→ **SET PROBLEM**
Your task is to transcribe the records exactly, skipping every image.

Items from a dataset
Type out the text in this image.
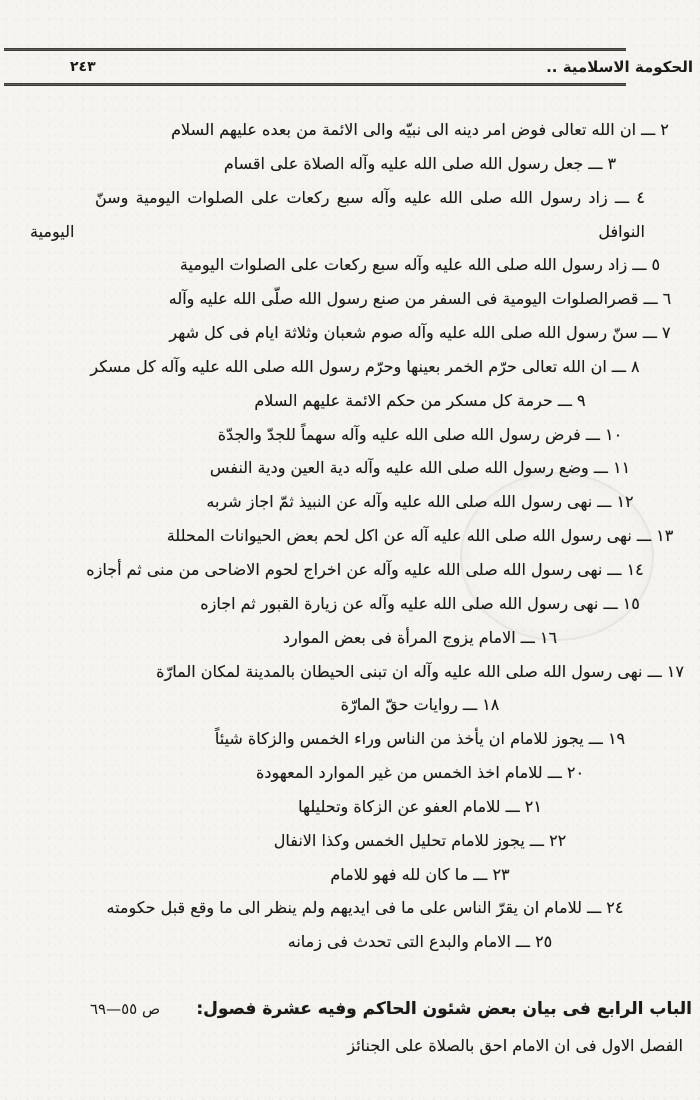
الحكومة الاسلامية ..
٢٤٣
٢ ـــ ان الله تعالى فوض امر دينه الى نبيّه والى الائمة من بعده عليهم السلام
٣ ـــ جعل رسول الله صلى الله عليه وآله الصلاة على اقسام
٤ ـــ زاد رسول الله صلى الله عليه وآله سبع ركعات على الصلوات اليومية وسنّ النوافل
اليومية
٥ ـــ زاد رسول الله صلى الله عليه وآله سبع ركعات على الصلوات اليومية
٦ ـــ قصرالصلوات اليومية فى السفر من صنع رسول الله صلّى الله عليه وآله
٧ ـــ سنّ رسول الله صلى الله عليه وآله صوم شعبان وثلاثة ايام فى كل شهر
٨ ـــ ان الله تعالى حرّم الخمر بعينها وحرّم رسول الله صلى الله عليه وآله كل مسكر
٩ ـــ حرمة كل مسكر من حكم الائمة عليهم السلام
١٠ ـــ فرض رسول الله صلى الله عليه وآله سهماً للجدّ والجدّة
١١ ـــ وضع رسول الله صلى الله عليه وآله دية العين ودية النفس
١٢ ـــ نهى رسول الله صلى الله عليه وآله عن النبيذ ثمّ اجاز شربه
١٣ ـــ نهى رسول الله صلى الله عليه آله عن اكل لحم بعض الحيوانات المحللة
١٤ ـــ نهى رسول الله صلى الله عليه وآله عن اخراج لحوم الاضاحى من منى ثم أجازه
١٥ ـــ نهى رسول الله صلى الله عليه وآله عن زيارة القبور ثم اجازه
١٦ ـــ الامام يزوج المرأة فى بعض الموارد
١٧ ـــ نهى رسول الله صلى الله عليه وآله ان تبنى الحيطان بالمدينة لمكان المارّة
١٨ ـــ روايات حقّ المارّة
١٩ ـــ يجوز للامام ان يأخذ من الناس وراء الخمس والزكاة شيئاً
٢٠ ـــ للامام اخذ الخمس من غير الموارد المعهودة
٢١ ـــ للامام العفو عن الزكاة وتحليلها
٢٢ ـــ يجوز للامام تحليل الخمس وكذا الانفال
٢٣ ـــ ما كان لله فهو للامام
٢٤ ـــ للامام ان يقرّ الناس على ما فى ايديهم ولم ينظر الى ما وقع قبل حكومته
٢٥ ـــ الامام والبدع التى تحدث فى زمانه
الباب الرابع فى بيان بعض شئون الحاكم وفيه عشرة فصول:
ص ٥٥—٦٩
الفصل الاول فى ان الامام احق بالصلاة على الجنائز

→ **FINAL ANSWER**
Type out the text in this image.
الحكومة الاسلامية ..
٢٤٣
٢ ـــ ان الله تعالى فوض امر دينه الى نبيّه والى الائمة من بعده عليهم السلام
٣ ـــ جعل رسول الله صلى الله عليه وآله الصلاة على اقسام
٤ ـــ زاد رسول الله صلى الله عليه وآله سبع ركعات على الصلوات اليومية وسنّ النوافل
اليومية
٥ ـــ زاد رسول الله صلى الله عليه وآله سبع ركعات على الصلوات اليومية
٦ ـــ قصرالصلوات اليومية فى السفر من صنع رسول الله صلّى الله عليه وآله
٧ ـــ سنّ رسول الله صلى الله عليه وآله صوم شعبان وثلاثة ايام فى كل شهر
٨ ـــ ان الله تعالى حرّم الخمر بعينها وحرّم رسول الله صلى الله عليه وآله كل مسكر
٩ ـــ حرمة كل مسكر من حكم الائمة عليهم السلام
١٠ ـــ فرض رسول الله صلى الله عليه وآله سهماً للجدّ والجدّة
١١ ـــ وضع رسول الله صلى الله عليه وآله دية العين ودية النفس
١٢ ـــ نهى رسول الله صلى الله عليه وآله عن النبيذ ثمّ اجاز شربه
١٣ ـــ نهى رسول الله صلى الله عليه آله عن اكل لحم بعض الحيوانات المحللة
١٤ ـــ نهى رسول الله صلى الله عليه وآله عن اخراج لحوم الاضاحى من منى ثم أجازه
١٥ ـــ نهى رسول الله صلى الله عليه وآله عن زيارة القبور ثم اجازه
١٦ ـــ الامام يزوج المرأة فى بعض الموارد
١٧ ـــ نهى رسول الله صلى الله عليه وآله ان تبنى الحيطان بالمدينة لمكان المارّة
١٨ ـــ روايات حقّ المارّة
١٩ ـــ يجوز للامام ان يأخذ من الناس وراء الخمس والزكاة شيئاً
٢٠ ـــ للامام اخذ الخمس من غير الموارد المعهودة
٢١ ـــ للامام العفو عن الزكاة وتحليلها
٢٢ ـــ يجوز للامام تحليل الخمس وكذا الانفال
٢٣ ـــ ما كان لله فهو للامام
٢٤ ـــ للامام ان يقرّ الناس على ما فى ايديهم ولم ينظر الى ما وقع قبل حكومته
٢٥ ـــ الامام والبدع التى تحدث فى زمانه
الباب الرابع فى بيان بعض شئون الحاكم وفيه عشرة فصول:
ص ٥٥—٦٩
الفصل الاول فى ان الامام احق بالصلاة على الجنائز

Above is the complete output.